--- start of Recorded information ---
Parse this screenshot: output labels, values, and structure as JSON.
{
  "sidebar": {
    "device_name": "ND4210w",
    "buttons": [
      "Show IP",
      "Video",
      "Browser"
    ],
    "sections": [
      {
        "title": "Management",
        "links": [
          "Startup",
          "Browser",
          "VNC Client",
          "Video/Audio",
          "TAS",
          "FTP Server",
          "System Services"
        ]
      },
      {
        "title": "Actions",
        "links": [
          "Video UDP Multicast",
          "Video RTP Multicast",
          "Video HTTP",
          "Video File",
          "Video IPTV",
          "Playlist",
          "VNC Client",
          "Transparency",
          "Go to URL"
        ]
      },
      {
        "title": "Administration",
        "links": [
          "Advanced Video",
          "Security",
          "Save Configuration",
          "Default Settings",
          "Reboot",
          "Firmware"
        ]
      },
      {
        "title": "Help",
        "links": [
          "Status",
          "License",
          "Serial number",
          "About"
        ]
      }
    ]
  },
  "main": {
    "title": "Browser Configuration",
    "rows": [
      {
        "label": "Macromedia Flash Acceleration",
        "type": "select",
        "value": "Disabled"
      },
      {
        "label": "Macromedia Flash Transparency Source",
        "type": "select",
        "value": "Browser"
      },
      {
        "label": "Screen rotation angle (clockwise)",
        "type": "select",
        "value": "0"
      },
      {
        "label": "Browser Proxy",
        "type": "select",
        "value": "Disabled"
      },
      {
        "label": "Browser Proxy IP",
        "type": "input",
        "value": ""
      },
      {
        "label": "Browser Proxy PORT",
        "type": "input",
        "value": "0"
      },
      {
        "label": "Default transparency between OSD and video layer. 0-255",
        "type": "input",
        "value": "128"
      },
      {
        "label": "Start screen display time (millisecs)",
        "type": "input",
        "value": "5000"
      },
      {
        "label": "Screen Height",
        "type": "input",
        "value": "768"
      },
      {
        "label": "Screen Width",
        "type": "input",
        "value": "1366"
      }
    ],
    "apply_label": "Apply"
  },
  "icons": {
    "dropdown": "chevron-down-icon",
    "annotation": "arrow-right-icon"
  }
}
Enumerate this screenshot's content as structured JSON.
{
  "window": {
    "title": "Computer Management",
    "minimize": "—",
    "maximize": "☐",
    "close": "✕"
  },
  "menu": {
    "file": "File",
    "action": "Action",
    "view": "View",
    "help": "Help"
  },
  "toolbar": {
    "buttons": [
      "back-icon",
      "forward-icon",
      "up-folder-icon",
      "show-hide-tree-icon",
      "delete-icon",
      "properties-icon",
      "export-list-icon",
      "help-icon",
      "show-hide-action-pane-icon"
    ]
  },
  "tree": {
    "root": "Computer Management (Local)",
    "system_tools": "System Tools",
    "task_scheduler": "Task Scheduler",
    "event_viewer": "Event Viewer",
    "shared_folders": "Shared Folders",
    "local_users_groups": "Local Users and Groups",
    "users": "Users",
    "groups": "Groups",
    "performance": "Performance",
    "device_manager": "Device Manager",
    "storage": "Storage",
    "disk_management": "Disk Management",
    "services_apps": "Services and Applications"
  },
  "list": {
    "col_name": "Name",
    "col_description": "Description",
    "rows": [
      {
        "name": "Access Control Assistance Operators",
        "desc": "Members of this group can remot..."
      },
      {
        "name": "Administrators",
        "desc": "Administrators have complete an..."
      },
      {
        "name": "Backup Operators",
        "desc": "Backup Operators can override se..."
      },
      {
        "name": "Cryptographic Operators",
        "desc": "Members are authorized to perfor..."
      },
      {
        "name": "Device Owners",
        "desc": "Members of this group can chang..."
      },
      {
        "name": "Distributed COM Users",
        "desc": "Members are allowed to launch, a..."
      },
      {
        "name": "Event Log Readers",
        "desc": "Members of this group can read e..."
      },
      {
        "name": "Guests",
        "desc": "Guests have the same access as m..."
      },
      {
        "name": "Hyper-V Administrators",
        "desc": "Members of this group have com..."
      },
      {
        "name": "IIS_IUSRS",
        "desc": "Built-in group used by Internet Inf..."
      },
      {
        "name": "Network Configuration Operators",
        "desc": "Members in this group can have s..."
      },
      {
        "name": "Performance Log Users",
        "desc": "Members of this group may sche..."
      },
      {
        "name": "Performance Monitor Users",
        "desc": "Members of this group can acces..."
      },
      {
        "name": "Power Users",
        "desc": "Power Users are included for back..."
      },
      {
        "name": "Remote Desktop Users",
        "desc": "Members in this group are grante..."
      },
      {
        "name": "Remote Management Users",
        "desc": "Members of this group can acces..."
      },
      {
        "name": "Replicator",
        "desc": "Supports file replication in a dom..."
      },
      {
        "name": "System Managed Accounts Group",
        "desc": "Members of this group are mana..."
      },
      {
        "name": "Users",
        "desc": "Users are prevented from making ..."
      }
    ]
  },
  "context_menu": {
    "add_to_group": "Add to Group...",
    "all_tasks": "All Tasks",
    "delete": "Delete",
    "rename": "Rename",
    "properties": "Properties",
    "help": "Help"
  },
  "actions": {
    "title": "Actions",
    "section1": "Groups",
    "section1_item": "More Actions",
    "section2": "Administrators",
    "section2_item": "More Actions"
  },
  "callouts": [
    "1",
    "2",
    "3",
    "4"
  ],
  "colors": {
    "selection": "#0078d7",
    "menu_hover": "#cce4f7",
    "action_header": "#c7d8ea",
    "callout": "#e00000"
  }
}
--- end of Recorded information ---
Using the data above, print every record exactly as shown.

Parse this screenshot: output labels, values, and structure as JSON.
{
  "sidebar": {
    "device_name": "ND4210w",
    "buttons": [
      "Show IP",
      "Video",
      "Browser"
    ],
    "sections": [
      {
        "title": "Management",
        "links": [
          "Startup",
          "Browser",
          "VNC Client",
          "Video/Audio",
          "TAS",
          "FTP Server",
          "System Services"
        ]
      },
      {
        "title": "Actions",
        "links": [
          "Video UDP Multicast",
          "Video RTP Multicast",
          "Video HTTP",
          "Video File",
          "Video IPTV",
          "Playlist",
          "VNC Client",
          "Transparency",
          "Go to URL"
        ]
      },
      {
        "title": "Administration",
        "links": [
          "Advanced Video",
          "Security",
          "Save Configuration",
          "Default Settings",
          "Reboot",
          "Firmware"
        ]
      },
      {
        "title": "Help",
        "links": [
          "Status",
          "License",
          "Serial number",
          "About"
        ]
      }
    ]
  },
  "main": {
    "title": "Browser Configuration",
    "rows": [
      {
        "label": "Macromedia Flash Acceleration",
        "type": "select",
        "value": "Disabled"
      },
      {
        "label": "Macromedia Flash Transparency Source",
        "type": "select",
        "value": "Browser"
      },
      {
        "label": "Screen rotation angle (clockwise)",
        "type": "select",
        "value": "0"
      },
      {
        "label": "Browser Proxy",
        "type": "select",
        "value": "Disabled"
      },
      {
        "label": "Browser Proxy IP",
        "type": "input",
        "value": ""
      },
      {
        "label": "Browser Proxy PORT",
        "type": "input",
        "value": "0"
      },
      {
        "label": "Default transparency between OSD and video layer. 0-255",
        "type": "input",
        "value": "128"
      },
      {
        "label": "Start screen display time (millisecs)",
        "type": "input",
        "value": "5000"
      },
      {
        "label": "Screen Height",
        "type": "input",
        "value": "768"
      },
      {
        "label": "Screen Width",
        "type": "input",
        "value": "1366"
      }
    ],
    "apply_label": "Apply"
  },
  "icons": {
    "dropdown": "chevron-down-icon",
    "annotation": "arrow-right-icon"
  }
}
Enumerate this screenshot's content as structured JSON.
{
  "window": {
    "title": "Computer Management",
    "minimize": "—",
    "maximize": "☐",
    "close": "✕"
  },
  "menu": {
    "file": "File",
    "action": "Action",
    "view": "View",
    "help": "Help"
  },
  "toolbar": {
    "buttons": [
      "back-icon",
      "forward-icon",
      "up-folder-icon",
      "show-hide-tree-icon",
      "delete-icon",
      "properties-icon",
      "export-list-icon",
      "help-icon",
      "show-hide-action-pane-icon"
    ]
  },
  "tree": {
    "root": "Computer Management (Local)",
    "system_tools": "System Tools",
    "task_scheduler": "Task Scheduler",
    "event_viewer": "Event Viewer",
    "shared_folders": "Shared Folders",
    "local_users_groups": "Local Users and Groups",
    "users": "Users",
    "groups": "Groups",
    "performance": "Performance",
    "device_manager": "Device Manager",
    "storage": "Storage",
    "disk_management": "Disk Management",
    "services_apps": "Services and Applications"
  },
  "list": {
    "col_name": "Name",
    "col_description": "Description",
    "rows": [
      {
        "name": "Access Control Assistance Operators",
        "desc": "Members of this group can remot..."
      },
      {
        "name": "Administrators",
        "desc": "Administrators have complete an..."
      },
      {
        "name": "Backup Operators",
        "desc": "Backup Operators can override se..."
      },
      {
        "name": "Cryptographic Operators",
        "desc": "Members are authorized to perfor..."
      },
      {
        "name": "Device Owners",
        "desc": "Members of this group can chang..."
      },
      {
        "name": "Distributed COM Users",
        "desc": "Members are allowed to launch, a..."
      },
      {
        "name": "Event Log Readers",
        "desc": "Members of this group can read e..."
      },
      {
        "name": "Guests",
        "desc": "Guests have the same access as m..."
      },
      {
        "name": "Hyper-V Administrators",
        "desc": "Members of this group have com..."
      },
      {
        "name": "IIS_IUSRS",
        "desc": "Built-in group used by Internet Inf..."
      },
      {
        "name": "Network Configuration Operators",
        "desc": "Members in this group can have s..."
      },
      {
        "name": "Performance Log Users",
        "desc": "Members of this group may sche..."
      },
      {
        "name": "Performance Monitor Users",
        "desc": "Members of this group can acces..."
      },
      {
        "name": "Power Users",
        "desc": "Power Users are included for back..."
      },
      {
        "name": "Remote Desktop Users",
        "desc": "Members in this group are grante..."
      },
      {
        "name": "Remote Management Users",
        "desc": "Members of this group can acces..."
      },
      {
        "name": "Replicator",
        "desc": "Supports file replication in a dom..."
      },
      {
        "name": "System Managed Accounts Group",
        "desc": "Members of this group are mana..."
      },
      {
        "name": "Users",
        "desc": "Users are prevented from making ..."
      }
    ]
  },
  "context_menu": {
    "add_to_group": "Add to Group...",
    "all_tasks": "All Tasks",
    "delete": "Delete",
    "rename": "Rename",
    "properties": "Properties",
    "help": "Help"
  },
  "actions": {
    "title": "Actions",
    "section1": "Groups",
    "section1_item": "More Actions",
    "section2": "Administrators",
    "section2_item": "More Actions"
  },
  "callouts": [
    "1",
    "2",
    "3",
    "4"
  ],
  "colors": {
    "selection": "#0078d7",
    "menu_hover": "#cce4f7",
    "action_header": "#c7d8ea",
    "callout": "#e00000"
  }
}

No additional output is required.